### EXERCISE BRIEF
Extract each line of the data and write it out again exactly.
────────
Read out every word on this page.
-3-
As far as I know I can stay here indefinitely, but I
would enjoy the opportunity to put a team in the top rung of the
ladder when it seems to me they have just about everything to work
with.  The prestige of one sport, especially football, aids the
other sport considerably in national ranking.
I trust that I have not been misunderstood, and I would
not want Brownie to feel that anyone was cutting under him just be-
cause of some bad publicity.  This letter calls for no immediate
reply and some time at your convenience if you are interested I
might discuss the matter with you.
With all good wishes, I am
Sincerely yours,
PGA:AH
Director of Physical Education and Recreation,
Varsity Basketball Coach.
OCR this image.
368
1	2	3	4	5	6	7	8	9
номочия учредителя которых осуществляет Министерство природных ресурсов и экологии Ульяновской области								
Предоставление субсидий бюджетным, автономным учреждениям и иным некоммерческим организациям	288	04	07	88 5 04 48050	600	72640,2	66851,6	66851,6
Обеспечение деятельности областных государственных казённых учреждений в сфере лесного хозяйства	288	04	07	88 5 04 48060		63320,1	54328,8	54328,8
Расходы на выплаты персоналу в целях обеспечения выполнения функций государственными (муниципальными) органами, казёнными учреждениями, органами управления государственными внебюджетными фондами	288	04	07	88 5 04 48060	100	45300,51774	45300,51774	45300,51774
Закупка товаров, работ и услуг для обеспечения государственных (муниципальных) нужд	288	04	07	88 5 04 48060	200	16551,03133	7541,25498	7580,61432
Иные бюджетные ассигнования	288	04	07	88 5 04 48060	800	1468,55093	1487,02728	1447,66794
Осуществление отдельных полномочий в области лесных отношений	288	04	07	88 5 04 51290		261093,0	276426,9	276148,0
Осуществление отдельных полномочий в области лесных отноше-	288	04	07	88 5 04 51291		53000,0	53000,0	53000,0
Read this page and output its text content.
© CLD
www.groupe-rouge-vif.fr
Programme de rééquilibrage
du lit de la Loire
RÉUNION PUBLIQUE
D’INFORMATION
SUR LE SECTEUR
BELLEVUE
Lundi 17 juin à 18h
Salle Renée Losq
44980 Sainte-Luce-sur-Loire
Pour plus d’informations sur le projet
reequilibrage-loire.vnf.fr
────────
### EXERCISE ANSWER
Read out every word on this page.
-3-
As far as I know I can stay here indefinitely, but I
would enjoy the opportunity to put a team in the top rung of the
ladder when it seems to me they have just about everything to work
with.  The prestige of one sport, especially football, aids the
other sport considerably in national ranking.
I trust that I have not been misunderstood, and I would
not want Brownie to feel that anyone was cutting under him just be-
cause of some bad publicity.  This letter calls for no immediate
reply and some time at your convenience if you are interested I
might discuss the matter with you.
With all good wishes, I am
Sincerely yours,
PGA:AH
Director of Physical Education and Recreation,
Varsity Basketball Coach.
OCR this image.
368
1	2	3	4	5	6	7	8	9
номочия учредителя которых осуществляет Министерство природных ресурсов и экологии Ульяновской области								
Предоставление субсидий бюджетным, автономным учреждениям и иным некоммерческим организациям	288	04	07	88 5 04 48050	600	72640,2	66851,6	66851,6
Обеспечение деятельности областных государственных казённых учреждений в сфере лесного хозяйства	288	04	07	88 5 04 48060		63320,1	54328,8	54328,8
Расходы на выплаты персоналу в целях обеспечения выполнения функций государственными (муниципальными) органами, казёнными учреждениями, органами управления государственными внебюджетными фондами	288	04	07	88 5 04 48060	100	45300,51774	45300,51774	45300,51774
Закупка товаров, работ и услуг для обеспечения государственных (муниципальных) нужд	288	04	07	88 5 04 48060	200	16551,03133	7541,25498	7580,61432
Иные бюджетные ассигнования	288	04	07	88 5 04 48060	800	1468,55093	1487,02728	1447,66794
Осуществление отдельных полномочий в области лесных отношений	288	04	07	88 5 04 51290		261093,0	276426,9	276148,0
Осуществление отдельных полномочий в области лесных отноше-	288	04	07	88 5 04 51291		53000,0	53000,0	53000,0
Read this page and output its text content.
© CLD
www.groupe-rouge-vif.fr
Programme de rééquilibrage
du lit de la Loire
RÉUNION PUBLIQUE
D’INFORMATION
SUR LE SECTEUR
BELLEVUE
Lundi 17 juin à 18h
Salle Renée Losq
44980 Sainte-Luce-sur-Loire
Pour plus d’informations sur le projet
reequilibrage-loire.vnf.fr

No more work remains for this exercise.